→ What to do
Say how many lines include "name", with no words around the number.

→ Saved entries
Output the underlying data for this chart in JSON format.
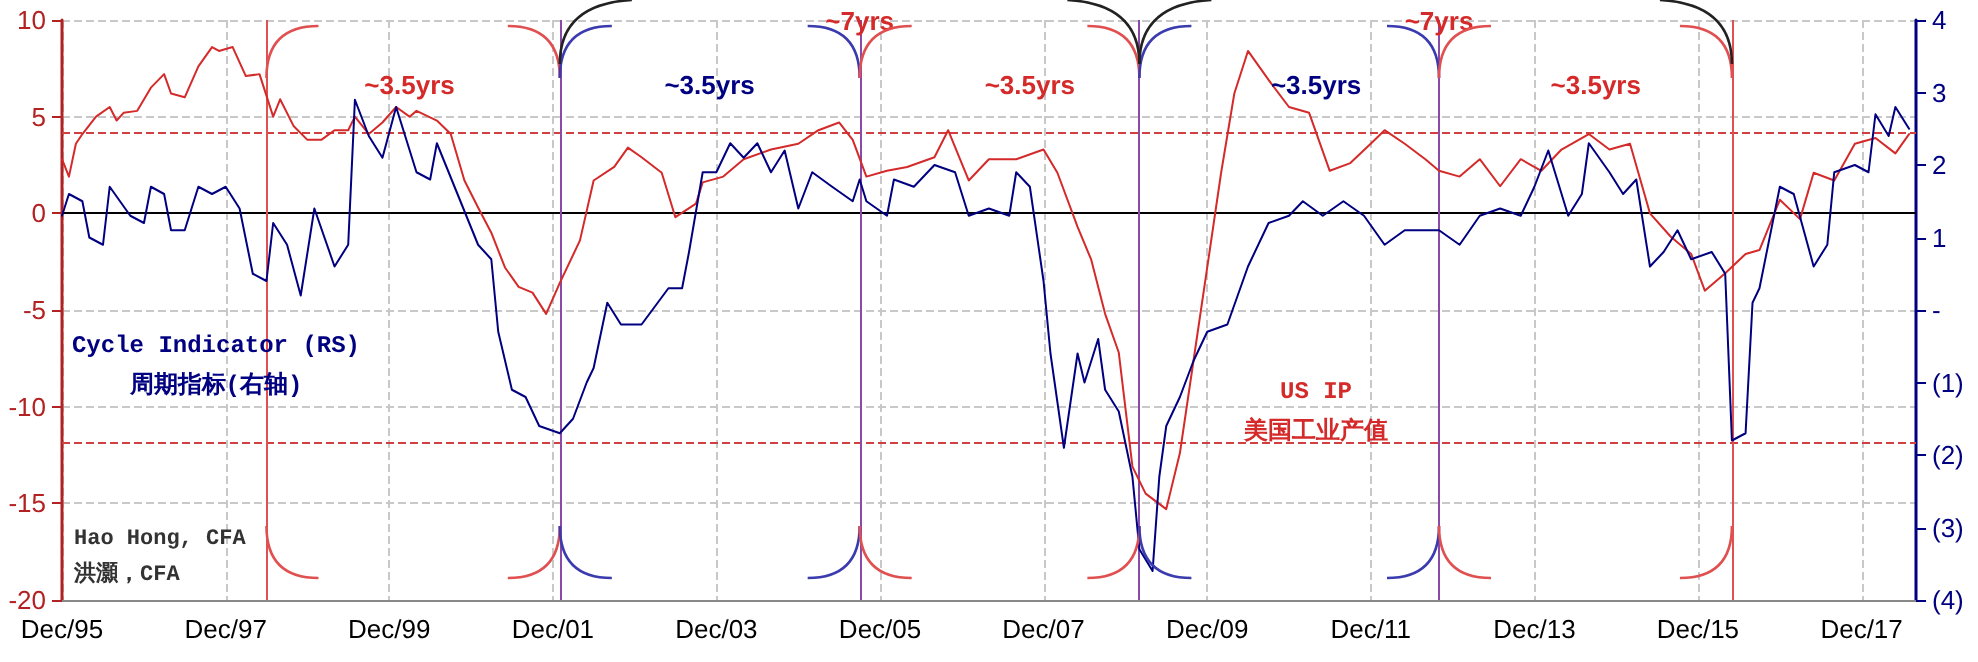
{
  "chart_data": {
    "type": "line",
    "xlim": [
      "1995-12",
      "2018-08"
    ],
    "xticks": [
      {
        "value": "1995-12",
        "label": "Dec/95"
      },
      {
        "value": "1997-12",
        "label": "Dec/97"
      },
      {
        "value": "1999-12",
        "label": "Dec/99"
      },
      {
        "value": "2001-12",
        "label": "Dec/01"
      },
      {
        "value": "2003-12",
        "label": "Dec/03"
      },
      {
        "value": "2005-12",
        "label": "Dec/05"
      },
      {
        "value": "2007-12",
        "label": "Dec/07"
      },
      {
        "value": "2009-12",
        "label": "Dec/09"
      },
      {
        "value": "2011-12",
        "label": "Dec/11"
      },
      {
        "value": "2013-12",
        "label": "Dec/13"
      },
      {
        "value": "2015-12",
        "label": "Dec/15"
      },
      {
        "value": "2017-12",
        "label": "Dec/17"
      }
    ],
    "ylim": [
      -20,
      10
    ],
    "yticks": [
      -20,
      -15,
      -10,
      -5,
      0,
      5,
      10
    ],
    "y2lim": [
      -4,
      4
    ],
    "y2ticks": [
      {
        "value": -4,
        "label": "(4)"
      },
      {
        "value": -3,
        "label": "(3)"
      },
      {
        "value": -2,
        "label": "(2)"
      },
      {
        "value": -1,
        "label": "(1)"
      },
      {
        "value": 0,
        "label": "-"
      },
      1,
      2,
      3,
      4
    ],
    "grid": true,
    "legend": false,
    "marker": "none",
    "line_style": "solid",
    "ref_lines": [
      {
        "axis": "y",
        "value": 0,
        "color": "#000000",
        "line_style": "solid"
      },
      {
        "axis": "y",
        "value": 4.2,
        "color": "#d04040",
        "line_style": "dashed"
      },
      {
        "axis": "y",
        "value": -11.9,
        "color": "#d04040",
        "line_style": "dashed"
      },
      {
        "axis": "x",
        "value": "1998-06",
        "color": "#e05050",
        "line_style": "solid"
      },
      {
        "axis": "x",
        "value": "2002-01",
        "color": "#8a4aa8",
        "line_style": "solid"
      },
      {
        "axis": "x",
        "value": "2005-09",
        "color": "#8a4aa8",
        "line_style": "solid"
      },
      {
        "axis": "x",
        "value": "2009-02",
        "color": "#8a4aa8",
        "line_style": "solid"
      },
      {
        "axis": "x",
        "value": "2012-10",
        "color": "#8a4aa8",
        "line_style": "solid"
      },
      {
        "axis": "x",
        "value": "2016-05",
        "color": "#e05050",
        "line_style": "solid"
      }
    ],
    "annotations": [
      "~3.5yrs",
      "~3.5yrs",
      {
        "text": "~7yrs",
        "x": "2005-09",
        "y": 10
      },
      "~3.5yrs",
      "~3.5yrs",
      {
        "text": "~7yrs",
        "x": "2012-10",
        "y": 10
      },
      "~3.5yrs",
      "Hao Hong, CFA\n洪灝，CFA"
    ],
    "series": [
      {
        "name": "US IP\n美国工业产值",
        "color": "#d42a2a",
        "x": [
          "1995-12",
          "1996-01",
          "1996-02",
          "1996-03",
          "1996-05",
          "1996-07",
          "1996-08",
          "1996-09",
          "1996-11",
          "1997-01",
          "1997-03",
          "1997-04",
          "1997-06",
          "1997-08",
          "1997-10",
          "1997-11",
          "1998-01",
          "1998-03",
          "1998-05",
          "1998-07",
          "1998-08",
          "1998-10",
          "1998-12",
          "1999-02",
          "1999-04",
          "1999-06",
          "1999-07",
          "1999-09",
          "1999-11",
          "2000-01",
          "2000-03",
          "2000-04",
          "2000-07",
          "2000-09",
          "2000-11",
          "2001-01",
          "2001-03",
          "2001-05",
          "2001-07",
          "2001-09",
          "2001-11",
          "2002-01",
          "2002-04",
          "2002-06",
          "2002-09",
          "2002-11",
          "2003-01",
          "2003-04",
          "2003-06",
          "2003-09",
          "2003-10",
          "2004-01",
          "2004-04",
          "2004-08",
          "2004-12",
          "2005-03",
          "2005-06",
          "2005-08",
          "2005-10",
          "2006-01",
          "2006-04",
          "2006-08",
          "2006-10",
          "2007-01",
          "2007-04",
          "2007-08",
          "2007-12",
          "2008-02",
          "2008-05",
          "2008-07",
          "2008-09",
          "2008-11",
          "2009-01",
          "2009-03",
          "2009-06",
          "2009-08",
          "2009-10",
          "2009-12",
          "2010-02",
          "2010-04",
          "2010-06",
          "2010-09",
          "2010-12",
          "2011-03",
          "2011-06",
          "2011-09",
          "2011-12",
          "2012-02",
          "2012-05",
          "2012-08",
          "2012-10",
          "2013-01",
          "2013-04",
          "2013-07",
          "2013-10",
          "2014-01",
          "2014-04",
          "2014-08",
          "2014-11",
          "2015-02",
          "2015-05",
          "2015-08",
          "2015-11",
          "2016-01",
          "2016-04",
          "2016-07",
          "2016-09",
          "2016-12",
          "2017-03",
          "2017-05",
          "2017-08",
          "2017-11",
          "2018-02",
          "2018-05",
          "2018-07"
        ],
        "values": [
          2.8,
          1.9,
          3.6,
          4.1,
          5,
          5.5,
          4.8,
          5.2,
          5.3,
          6.5,
          7.2,
          6.2,
          6,
          7.6,
          8.6,
          8.4,
          8.6,
          7.1,
          7.2,
          5,
          5.9,
          4.5,
          3.8,
          3.8,
          4.3,
          4.3,
          5,
          4.1,
          4.7,
          5.5,
          5,
          5.3,
          4.8,
          4.1,
          1.7,
          0.3,
          -1,
          -2.8,
          -3.8,
          -4.1,
          -5.2,
          -3.6,
          -1.4,
          1.7,
          2.4,
          3.4,
          2.9,
          2.1,
          -0.2,
          0.5,
          1.6,
          1.9,
          2.8,
          3.3,
          3.6,
          4.3,
          4.7,
          3.8,
          1.9,
          2.2,
          2.4,
          2.9,
          4.3,
          1.7,
          2.8,
          2.8,
          3.3,
          2.1,
          -0.7,
          -2.4,
          -5.2,
          -7.2,
          -13.1,
          -14.5,
          -15.3,
          -12.4,
          -7.6,
          -2.8,
          2.1,
          6.2,
          8.4,
          6.9,
          5.5,
          5.2,
          2.2,
          2.6,
          3.6,
          4.3,
          3.6,
          2.8,
          2.2,
          1.9,
          2.8,
          1.4,
          2.8,
          2.2,
          3.3,
          4.1,
          3.3,
          3.6,
          0,
          -1.2,
          -2.1,
          -4,
          -3.1,
          -2.1,
          -1.9,
          0.7,
          -0.3,
          2.1,
          1.7,
          3.6,
          3.9,
          3.1,
          4.1
        ]
      },
      {
        "name": "Cycle Indicator (RS)\n周期指标(右轴)",
        "color": "#000080",
        "axis": "y2",
        "x": [
          "1995-12",
          "1996-01",
          "1996-03",
          "1996-04",
          "1996-06",
          "1996-07",
          "1996-10",
          "1996-12",
          "1997-01",
          "1997-03",
          "1997-04",
          "1997-06",
          "1997-08",
          "1997-10",
          "1997-12",
          "1998-02",
          "1998-04",
          "1998-06",
          "1998-07",
          "1998-09",
          "1998-11",
          "1999-01",
          "1999-04",
          "1999-06",
          "1999-07",
          "1999-09",
          "1999-11",
          "2000-01",
          "2000-04",
          "2000-06",
          "2000-07",
          "2000-10",
          "2001-01",
          "2001-03",
          "2001-04",
          "2001-06",
          "2001-08",
          "2001-10",
          "2002-01",
          "2002-03",
          "2002-05",
          "2002-06",
          "2002-08",
          "2002-10",
          "2003-01",
          "2003-05",
          "2003-07",
          "2003-08",
          "2003-10",
          "2003-12",
          "2004-02",
          "2004-04",
          "2004-06",
          "2004-08",
          "2004-10",
          "2004-12",
          "2005-02",
          "2005-05",
          "2005-08",
          "2005-09",
          "2005-10",
          "2006-01",
          "2006-02",
          "2006-05",
          "2006-08",
          "2006-11",
          "2007-01",
          "2007-04",
          "2007-07",
          "2007-08",
          "2007-10",
          "2007-12",
          "2008-01",
          "2008-03",
          "2008-05",
          "2008-06",
          "2008-08",
          "2008-09",
          "2008-11",
          "2009-01",
          "2009-02",
          "2009-04",
          "2009-05",
          "2009-06",
          "2009-08",
          "2009-10",
          "2009-12",
          "2010-03",
          "2010-06",
          "2010-09",
          "2010-12",
          "2011-02",
          "2011-05",
          "2011-08",
          "2011-11",
          "2012-02",
          "2012-05",
          "2012-08",
          "2012-10",
          "2013-01",
          "2013-04",
          "2013-07",
          "2013-10",
          "2013-12",
          "2014-02",
          "2014-05",
          "2014-07",
          "2014-08",
          "2014-11",
          "2015-01",
          "2015-03",
          "2015-05",
          "2015-07",
          "2015-09",
          "2015-11",
          "2016-02",
          "2016-04",
          "2016-05",
          "2016-07",
          "2016-08",
          "2016-09",
          "2016-12",
          "2017-02",
          "2017-05",
          "2017-07",
          "2017-08",
          "2017-11",
          "2018-01",
          "2018-02",
          "2018-04",
          "2018-05",
          "2018-07"
        ],
        "values": [
          1.3,
          1.6,
          1.5,
          1.0,
          0.9,
          1.7,
          1.3,
          1.2,
          1.7,
          1.6,
          1.1,
          1.1,
          1.7,
          1.6,
          1.7,
          1.4,
          0.5,
          0.4,
          1.2,
          0.9,
          0.2,
          1.4,
          0.6,
          0.9,
          2.9,
          2.4,
          2.1,
          2.8,
          1.9,
          1.8,
          2.3,
          1.6,
          0.9,
          0.7,
          -0.3,
          -1.1,
          -1.2,
          -1.6,
          -1.7,
          -1.5,
          -1.0,
          -0.8,
          0.1,
          -0.2,
          -0.2,
          0.3,
          0.3,
          0.8,
          1.9,
          1.9,
          2.3,
          2.1,
          2.3,
          1.9,
          2.2,
          1.4,
          1.9,
          1.7,
          1.5,
          1.8,
          1.5,
          1.3,
          1.8,
          1.7,
          2.0,
          1.9,
          1.3,
          1.4,
          1.3,
          1.9,
          1.7,
          0.4,
          -0.6,
          -1.9,
          -0.6,
          -1.0,
          -0.4,
          -1.1,
          -1.4,
          -2.3,
          -3.3,
          -3.6,
          -2.3,
          -1.6,
          -1.2,
          -0.7,
          -0.3,
          -0.2,
          0.6,
          1.2,
          1.3,
          1.5,
          1.3,
          1.5,
          1.3,
          0.9,
          1.1,
          1.1,
          1.1,
          0.9,
          1.3,
          1.4,
          1.3,
          1.7,
          2.2,
          1.3,
          1.6,
          2.3,
          1.9,
          1.6,
          1.8,
          0.6,
          0.8,
          1.1,
          0.7,
          0.8,
          0.5,
          -1.8,
          -1.7,
          0.1,
          0.3,
          1.7,
          1.6,
          0.6,
          0.9,
          1.9,
          2.0,
          1.9,
          2.7,
          2.4,
          2.8,
          2.5
        ]
      }
    ]
  }
}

→ Answer in full
2